**Extracts from a graphics dataset:**
══════

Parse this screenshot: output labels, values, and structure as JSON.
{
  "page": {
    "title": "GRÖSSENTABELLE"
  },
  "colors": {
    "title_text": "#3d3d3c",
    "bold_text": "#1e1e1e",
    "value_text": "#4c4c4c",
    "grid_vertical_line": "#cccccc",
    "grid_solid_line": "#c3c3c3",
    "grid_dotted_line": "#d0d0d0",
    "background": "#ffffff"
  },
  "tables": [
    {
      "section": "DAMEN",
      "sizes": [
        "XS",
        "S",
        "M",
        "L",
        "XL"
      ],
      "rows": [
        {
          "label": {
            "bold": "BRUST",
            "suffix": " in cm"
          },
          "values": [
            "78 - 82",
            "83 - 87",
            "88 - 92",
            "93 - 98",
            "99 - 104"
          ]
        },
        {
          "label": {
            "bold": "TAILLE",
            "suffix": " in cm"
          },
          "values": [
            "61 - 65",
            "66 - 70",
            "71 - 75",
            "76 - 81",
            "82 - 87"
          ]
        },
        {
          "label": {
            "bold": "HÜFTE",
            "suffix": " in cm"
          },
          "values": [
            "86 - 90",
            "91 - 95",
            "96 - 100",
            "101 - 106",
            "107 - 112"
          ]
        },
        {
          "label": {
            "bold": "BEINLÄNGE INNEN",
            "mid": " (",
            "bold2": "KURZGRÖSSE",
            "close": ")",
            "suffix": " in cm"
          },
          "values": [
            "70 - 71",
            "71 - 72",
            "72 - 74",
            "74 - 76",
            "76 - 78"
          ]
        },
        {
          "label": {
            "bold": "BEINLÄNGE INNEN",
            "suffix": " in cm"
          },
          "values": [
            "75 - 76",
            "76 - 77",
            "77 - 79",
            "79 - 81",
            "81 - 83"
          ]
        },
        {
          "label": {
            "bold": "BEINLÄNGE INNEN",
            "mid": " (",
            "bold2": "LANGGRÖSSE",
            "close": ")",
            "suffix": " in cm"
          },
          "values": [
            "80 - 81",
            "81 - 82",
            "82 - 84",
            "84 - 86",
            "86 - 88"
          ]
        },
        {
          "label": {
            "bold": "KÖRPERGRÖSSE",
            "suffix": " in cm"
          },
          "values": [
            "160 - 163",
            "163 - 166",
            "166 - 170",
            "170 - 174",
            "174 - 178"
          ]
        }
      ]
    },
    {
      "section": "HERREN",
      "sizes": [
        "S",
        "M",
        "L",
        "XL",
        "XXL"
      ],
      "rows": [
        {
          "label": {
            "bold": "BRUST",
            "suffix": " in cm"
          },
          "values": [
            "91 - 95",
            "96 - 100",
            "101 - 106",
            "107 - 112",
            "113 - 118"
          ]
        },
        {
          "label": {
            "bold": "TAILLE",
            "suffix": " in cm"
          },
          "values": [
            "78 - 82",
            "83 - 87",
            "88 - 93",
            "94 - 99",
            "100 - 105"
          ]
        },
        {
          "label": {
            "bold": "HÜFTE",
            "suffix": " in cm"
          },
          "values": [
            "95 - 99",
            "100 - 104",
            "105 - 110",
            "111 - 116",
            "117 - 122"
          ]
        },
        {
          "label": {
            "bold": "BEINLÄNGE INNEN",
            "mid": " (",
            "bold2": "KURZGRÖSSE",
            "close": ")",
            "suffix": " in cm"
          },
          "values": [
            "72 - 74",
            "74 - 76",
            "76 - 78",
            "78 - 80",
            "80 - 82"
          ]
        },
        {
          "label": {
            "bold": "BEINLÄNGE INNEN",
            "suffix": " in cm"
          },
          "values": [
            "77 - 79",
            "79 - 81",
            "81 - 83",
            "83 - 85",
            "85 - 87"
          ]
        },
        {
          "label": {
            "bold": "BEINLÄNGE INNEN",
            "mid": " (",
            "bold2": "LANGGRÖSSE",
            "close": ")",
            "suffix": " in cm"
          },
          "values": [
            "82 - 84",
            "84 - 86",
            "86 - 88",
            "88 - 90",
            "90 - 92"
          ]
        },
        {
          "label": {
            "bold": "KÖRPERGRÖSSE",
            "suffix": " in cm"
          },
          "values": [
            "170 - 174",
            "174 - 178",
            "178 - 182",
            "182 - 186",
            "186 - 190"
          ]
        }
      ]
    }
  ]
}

══════

**EXERCISE DIRECTIONS:** Set down all of the entries exactly, please.

**THE SOLUTION:**
Parse this screenshot: output labels, values, and structure as JSON.
{
  "page": {
    "title": "GRÖSSENTABELLE"
  },
  "colors": {
    "title_text": "#3d3d3c",
    "bold_text": "#1e1e1e",
    "value_text": "#4c4c4c",
    "grid_vertical_line": "#cccccc",
    "grid_solid_line": "#c3c3c3",
    "grid_dotted_line": "#d0d0d0",
    "background": "#ffffff"
  },
  "tables": [
    {
      "section": "DAMEN",
      "sizes": [
        "XS",
        "S",
        "M",
        "L",
        "XL"
      ],
      "rows": [
        {
          "label": {
            "bold": "BRUST",
            "suffix": " in cm"
          },
          "values": [
            "78 - 82",
            "83 - 87",
            "88 - 92",
            "93 - 98",
            "99 - 104"
          ]
        },
        {
          "label": {
            "bold": "TAILLE",
            "suffix": " in cm"
          },
          "values": [
            "61 - 65",
            "66 - 70",
            "71 - 75",
            "76 - 81",
            "82 - 87"
          ]
        },
        {
          "label": {
            "bold": "HÜFTE",
            "suffix": " in cm"
          },
          "values": [
            "86 - 90",
            "91 - 95",
            "96 - 100",
            "101 - 106",
            "107 - 112"
          ]
        },
        {
          "label": {
            "bold": "BEINLÄNGE INNEN",
            "mid": " (",
            "bold2": "KURZGRÖSSE",
            "close": ")",
            "suffix": " in cm"
          },
          "values": [
            "70 - 71",
            "71 - 72",
            "72 - 74",
            "74 - 76",
            "76 - 78"
          ]
        },
        {
          "label": {
            "bold": "BEINLÄNGE INNEN",
            "suffix": " in cm"
          },
          "values": [
            "75 - 76",
            "76 - 77",
            "77 - 79",
            "79 - 81",
            "81 - 83"
          ]
        },
        {
          "label": {
            "bold": "BEINLÄNGE INNEN",
            "mid": " (",
            "bold2": "LANGGRÖSSE",
            "close": ")",
            "suffix": " in cm"
          },
          "values": [
            "80 - 81",
            "81 - 82",
            "82 - 84",
            "84 - 86",
            "86 - 88"
          ]
        },
        {
          "label": {
            "bold": "KÖRPERGRÖSSE",
            "suffix": " in cm"
          },
          "values": [
            "160 - 163",
            "163 - 166",
            "166 - 170",
            "170 - 174",
            "174 - 178"
          ]
        }
      ]
    },
    {
      "section": "HERREN",
      "sizes": [
        "S",
        "M",
        "L",
        "XL",
        "XXL"
      ],
      "rows": [
        {
          "label": {
            "bold": "BRUST",
            "suffix": " in cm"
          },
          "values": [
            "91 - 95",
            "96 - 100",
            "101 - 106",
            "107 - 112",
            "113 - 118"
          ]
        },
        {
          "label": {
            "bold": "TAILLE",
            "suffix": " in cm"
          },
          "values": [
            "78 - 82",
            "83 - 87",
            "88 - 93",
            "94 - 99",
            "100 - 105"
          ]
        },
        {
          "label": {
            "bold": "HÜFTE",
            "suffix": " in cm"
          },
          "values": [
            "95 - 99",
            "100 - 104",
            "105 - 110",
            "111 - 116",
            "117 - 122"
          ]
        },
        {
          "label": {
            "bold": "BEINLÄNGE INNEN",
            "mid": " (",
            "bold2": "KURZGRÖSSE",
            "close": ")",
            "suffix": " in cm"
          },
          "values": [
            "72 - 74",
            "74 - 76",
            "76 - 78",
            "78 - 80",
            "80 - 82"
          ]
        },
        {
          "label": {
            "bold": "BEINLÄNGE INNEN",
            "suffix": " in cm"
          },
          "values": [
            "77 - 79",
            "79 - 81",
            "81 - 83",
            "83 - 85",
            "85 - 87"
          ]
        },
        {
          "label": {
            "bold": "BEINLÄNGE INNEN",
            "mid": " (",
            "bold2": "LANGGRÖSSE",
            "close": ")",
            "suffix": " in cm"
          },
          "values": [
            "82 - 84",
            "84 - 86",
            "86 - 88",
            "88 - 90",
            "90 - 92"
          ]
        },
        {
          "label": {
            "bold": "KÖRPERGRÖSSE",
            "suffix": " in cm"
          },
          "values": [
            "170 - 174",
            "174 - 178",
            "178 - 182",
            "182 - 186",
            "186 - 190"
          ]
        }
      ]
    }
  ]
}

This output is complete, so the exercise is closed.